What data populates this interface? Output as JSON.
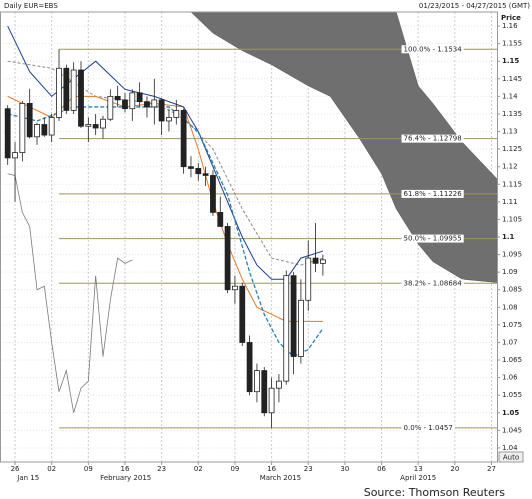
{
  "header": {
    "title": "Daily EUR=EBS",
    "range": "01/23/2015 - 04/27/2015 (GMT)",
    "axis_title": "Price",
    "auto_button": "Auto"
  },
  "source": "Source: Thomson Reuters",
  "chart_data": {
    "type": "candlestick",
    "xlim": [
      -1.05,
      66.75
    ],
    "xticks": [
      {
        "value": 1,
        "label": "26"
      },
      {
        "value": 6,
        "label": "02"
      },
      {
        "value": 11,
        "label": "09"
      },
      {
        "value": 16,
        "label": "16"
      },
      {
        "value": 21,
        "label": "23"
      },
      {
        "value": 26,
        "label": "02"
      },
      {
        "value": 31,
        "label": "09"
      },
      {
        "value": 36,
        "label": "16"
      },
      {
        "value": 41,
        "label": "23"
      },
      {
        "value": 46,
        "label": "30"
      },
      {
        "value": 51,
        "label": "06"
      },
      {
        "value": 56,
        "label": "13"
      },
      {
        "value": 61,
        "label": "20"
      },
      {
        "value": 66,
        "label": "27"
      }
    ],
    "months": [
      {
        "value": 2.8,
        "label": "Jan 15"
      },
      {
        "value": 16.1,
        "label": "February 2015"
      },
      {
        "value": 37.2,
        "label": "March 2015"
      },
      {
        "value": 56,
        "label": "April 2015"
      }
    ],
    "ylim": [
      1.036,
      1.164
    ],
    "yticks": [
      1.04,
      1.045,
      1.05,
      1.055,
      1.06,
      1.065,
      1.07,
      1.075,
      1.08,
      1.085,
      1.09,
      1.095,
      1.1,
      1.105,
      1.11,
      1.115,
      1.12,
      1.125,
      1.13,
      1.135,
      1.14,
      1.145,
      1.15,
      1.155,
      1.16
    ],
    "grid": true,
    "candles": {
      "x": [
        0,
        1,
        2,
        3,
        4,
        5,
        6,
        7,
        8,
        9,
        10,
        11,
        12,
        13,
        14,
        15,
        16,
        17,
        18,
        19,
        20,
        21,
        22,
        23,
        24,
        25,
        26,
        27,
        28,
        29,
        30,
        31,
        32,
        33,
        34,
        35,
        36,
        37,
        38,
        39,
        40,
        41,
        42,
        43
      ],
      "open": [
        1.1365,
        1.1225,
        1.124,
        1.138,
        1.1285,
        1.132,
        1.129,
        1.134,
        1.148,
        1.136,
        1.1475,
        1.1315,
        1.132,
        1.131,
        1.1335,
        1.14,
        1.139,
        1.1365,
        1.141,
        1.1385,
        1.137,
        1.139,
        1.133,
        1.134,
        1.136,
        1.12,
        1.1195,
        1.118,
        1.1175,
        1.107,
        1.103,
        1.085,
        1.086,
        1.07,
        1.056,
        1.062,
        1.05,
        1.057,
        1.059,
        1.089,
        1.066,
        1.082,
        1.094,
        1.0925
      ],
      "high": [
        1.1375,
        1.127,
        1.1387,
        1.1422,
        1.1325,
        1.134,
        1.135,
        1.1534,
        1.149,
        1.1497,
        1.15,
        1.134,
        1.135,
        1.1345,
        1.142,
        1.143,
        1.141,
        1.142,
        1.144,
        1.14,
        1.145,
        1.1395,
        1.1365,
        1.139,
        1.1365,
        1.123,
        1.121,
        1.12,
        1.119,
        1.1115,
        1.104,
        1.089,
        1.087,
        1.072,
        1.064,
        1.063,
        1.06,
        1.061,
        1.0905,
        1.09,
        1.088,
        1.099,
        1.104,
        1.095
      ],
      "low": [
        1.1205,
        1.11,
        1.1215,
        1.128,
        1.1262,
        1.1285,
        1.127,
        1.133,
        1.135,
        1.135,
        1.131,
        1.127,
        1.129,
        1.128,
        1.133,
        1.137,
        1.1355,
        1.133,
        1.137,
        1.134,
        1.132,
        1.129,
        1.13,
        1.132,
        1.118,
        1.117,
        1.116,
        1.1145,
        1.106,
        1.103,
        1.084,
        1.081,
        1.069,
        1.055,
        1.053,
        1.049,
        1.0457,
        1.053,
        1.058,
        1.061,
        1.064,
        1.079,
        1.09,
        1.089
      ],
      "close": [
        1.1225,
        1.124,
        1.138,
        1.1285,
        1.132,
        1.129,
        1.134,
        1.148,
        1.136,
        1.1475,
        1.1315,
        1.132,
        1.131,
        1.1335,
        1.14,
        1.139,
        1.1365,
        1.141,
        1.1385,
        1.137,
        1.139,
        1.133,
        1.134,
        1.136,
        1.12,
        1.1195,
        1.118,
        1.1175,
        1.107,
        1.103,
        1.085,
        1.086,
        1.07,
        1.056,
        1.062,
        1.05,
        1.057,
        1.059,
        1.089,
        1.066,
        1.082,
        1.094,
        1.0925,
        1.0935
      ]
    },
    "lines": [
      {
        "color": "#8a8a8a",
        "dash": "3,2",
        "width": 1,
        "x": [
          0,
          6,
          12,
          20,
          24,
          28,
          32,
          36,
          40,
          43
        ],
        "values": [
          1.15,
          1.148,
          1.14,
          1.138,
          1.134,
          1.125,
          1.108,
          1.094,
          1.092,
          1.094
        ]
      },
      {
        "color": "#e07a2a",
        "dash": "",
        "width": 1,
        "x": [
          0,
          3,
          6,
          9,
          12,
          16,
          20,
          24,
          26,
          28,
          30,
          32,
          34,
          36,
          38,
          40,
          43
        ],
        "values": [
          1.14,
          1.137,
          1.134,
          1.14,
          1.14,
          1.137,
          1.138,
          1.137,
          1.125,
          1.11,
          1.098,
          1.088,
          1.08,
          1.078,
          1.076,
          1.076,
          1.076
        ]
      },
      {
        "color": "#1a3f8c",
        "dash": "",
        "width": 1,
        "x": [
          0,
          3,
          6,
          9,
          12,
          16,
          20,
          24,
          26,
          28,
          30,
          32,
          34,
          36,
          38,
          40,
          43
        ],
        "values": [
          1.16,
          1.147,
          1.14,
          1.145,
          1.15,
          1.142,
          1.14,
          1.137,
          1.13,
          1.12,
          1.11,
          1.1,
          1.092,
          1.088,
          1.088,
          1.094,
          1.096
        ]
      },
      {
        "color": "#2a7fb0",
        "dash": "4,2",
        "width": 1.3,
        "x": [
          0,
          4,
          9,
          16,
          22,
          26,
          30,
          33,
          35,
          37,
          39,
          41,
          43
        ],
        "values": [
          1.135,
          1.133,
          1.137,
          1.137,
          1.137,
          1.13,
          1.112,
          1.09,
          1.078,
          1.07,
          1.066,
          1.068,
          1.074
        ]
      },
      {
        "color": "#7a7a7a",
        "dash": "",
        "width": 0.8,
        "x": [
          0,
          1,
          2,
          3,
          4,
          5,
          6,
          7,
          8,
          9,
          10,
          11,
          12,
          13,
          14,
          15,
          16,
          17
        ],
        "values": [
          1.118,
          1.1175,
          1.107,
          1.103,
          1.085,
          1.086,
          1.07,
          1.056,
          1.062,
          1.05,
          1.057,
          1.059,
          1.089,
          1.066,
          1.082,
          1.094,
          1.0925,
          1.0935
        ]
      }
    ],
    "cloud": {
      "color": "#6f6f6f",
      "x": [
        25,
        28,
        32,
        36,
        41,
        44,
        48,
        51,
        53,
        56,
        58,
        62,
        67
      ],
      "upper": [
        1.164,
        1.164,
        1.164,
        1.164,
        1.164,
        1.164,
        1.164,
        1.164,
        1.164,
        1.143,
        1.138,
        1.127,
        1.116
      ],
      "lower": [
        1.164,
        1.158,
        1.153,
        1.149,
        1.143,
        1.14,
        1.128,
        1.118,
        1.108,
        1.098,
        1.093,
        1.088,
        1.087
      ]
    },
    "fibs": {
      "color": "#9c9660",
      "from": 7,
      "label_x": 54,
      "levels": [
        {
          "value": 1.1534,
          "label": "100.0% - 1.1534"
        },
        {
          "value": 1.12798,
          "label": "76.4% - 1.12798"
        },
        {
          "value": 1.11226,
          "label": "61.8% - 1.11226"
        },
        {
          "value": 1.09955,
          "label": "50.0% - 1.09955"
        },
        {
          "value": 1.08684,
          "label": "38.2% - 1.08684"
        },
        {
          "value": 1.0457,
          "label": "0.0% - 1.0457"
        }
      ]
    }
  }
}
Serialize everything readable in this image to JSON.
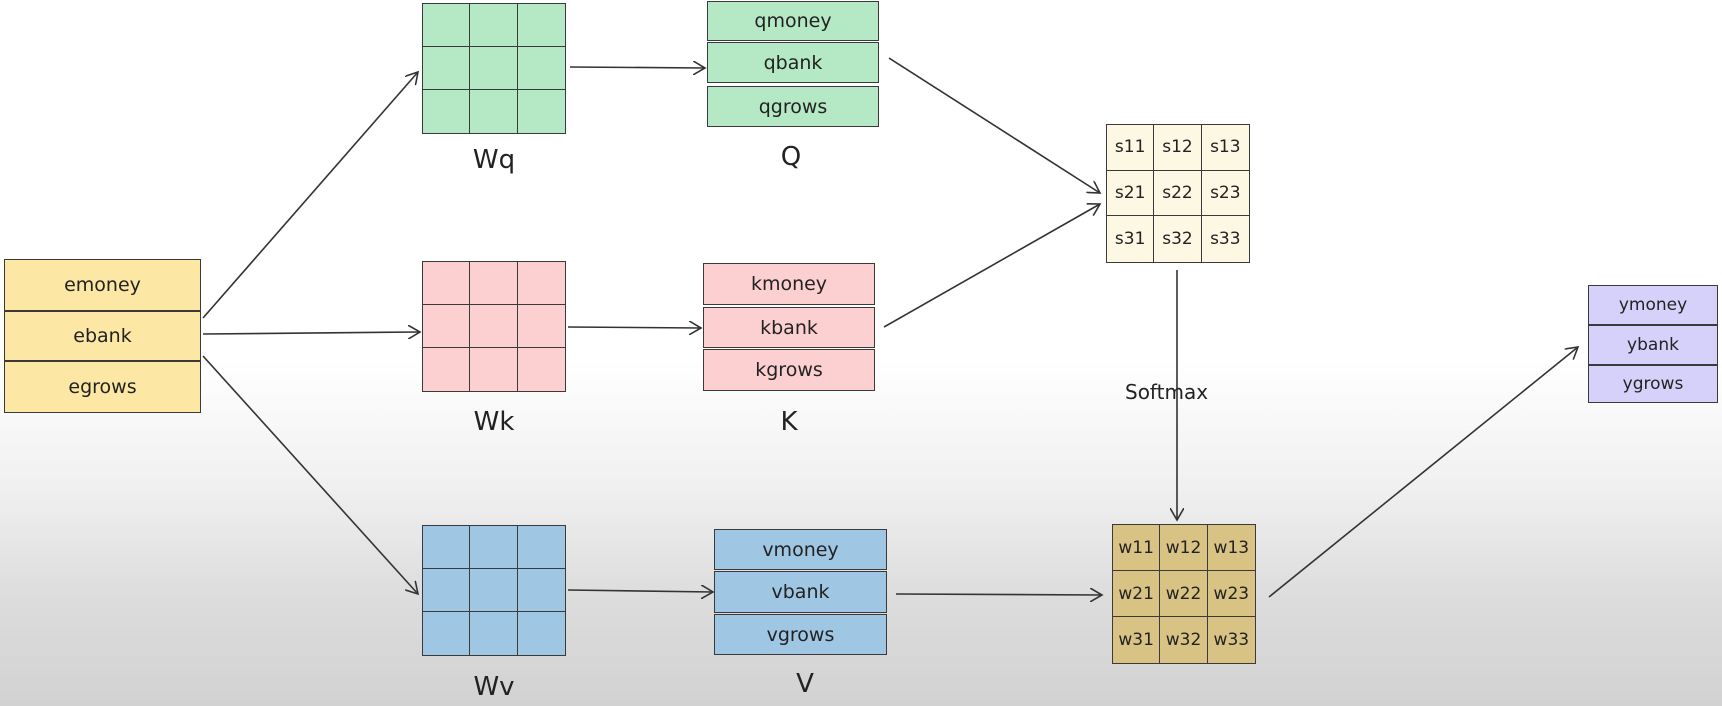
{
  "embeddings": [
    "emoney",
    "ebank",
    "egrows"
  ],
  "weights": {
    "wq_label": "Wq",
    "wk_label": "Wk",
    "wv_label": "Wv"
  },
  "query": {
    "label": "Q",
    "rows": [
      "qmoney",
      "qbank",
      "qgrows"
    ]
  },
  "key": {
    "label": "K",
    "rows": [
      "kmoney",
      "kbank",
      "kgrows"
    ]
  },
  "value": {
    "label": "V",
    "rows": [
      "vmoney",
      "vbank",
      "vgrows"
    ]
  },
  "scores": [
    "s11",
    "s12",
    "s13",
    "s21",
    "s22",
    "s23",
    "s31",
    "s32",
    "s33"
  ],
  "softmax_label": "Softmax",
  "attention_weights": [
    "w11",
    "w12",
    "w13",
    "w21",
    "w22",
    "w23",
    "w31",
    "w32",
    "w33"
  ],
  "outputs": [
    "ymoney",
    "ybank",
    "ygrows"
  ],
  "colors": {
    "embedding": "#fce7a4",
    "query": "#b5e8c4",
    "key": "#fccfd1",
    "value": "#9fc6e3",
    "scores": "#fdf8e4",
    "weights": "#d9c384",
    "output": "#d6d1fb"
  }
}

▬▬▬▬▬▬▬▬▬▬

- **What to produce**
Copy exactly, please, the lines that run from the line holding "Serialize everything readable" through the closing line of the material above, omitting every picture.

- **Finished exercise**
Serialize everything readable in this image to JSON.
{
  "embeddings": [
    "emoney",
    "ebank",
    "egrows"
  ],
  "weights": {
    "wq_label": "Wq",
    "wk_label": "Wk",
    "wv_label": "Wv"
  },
  "query": {
    "label": "Q",
    "rows": [
      "qmoney",
      "qbank",
      "qgrows"
    ]
  },
  "key": {
    "label": "K",
    "rows": [
      "kmoney",
      "kbank",
      "kgrows"
    ]
  },
  "value": {
    "label": "V",
    "rows": [
      "vmoney",
      "vbank",
      "vgrows"
    ]
  },
  "scores": [
    "s11",
    "s12",
    "s13",
    "s21",
    "s22",
    "s23",
    "s31",
    "s32",
    "s33"
  ],
  "softmax_label": "Softmax",
  "attention_weights": [
    "w11",
    "w12",
    "w13",
    "w21",
    "w22",
    "w23",
    "w31",
    "w32",
    "w33"
  ],
  "outputs": [
    "ymoney",
    "ybank",
    "ygrows"
  ],
  "colors": {
    "embedding": "#fce7a4",
    "query": "#b5e8c4",
    "key": "#fccfd1",
    "value": "#9fc6e3",
    "scores": "#fdf8e4",
    "weights": "#d9c384",
    "output": "#d6d1fb"
  }
}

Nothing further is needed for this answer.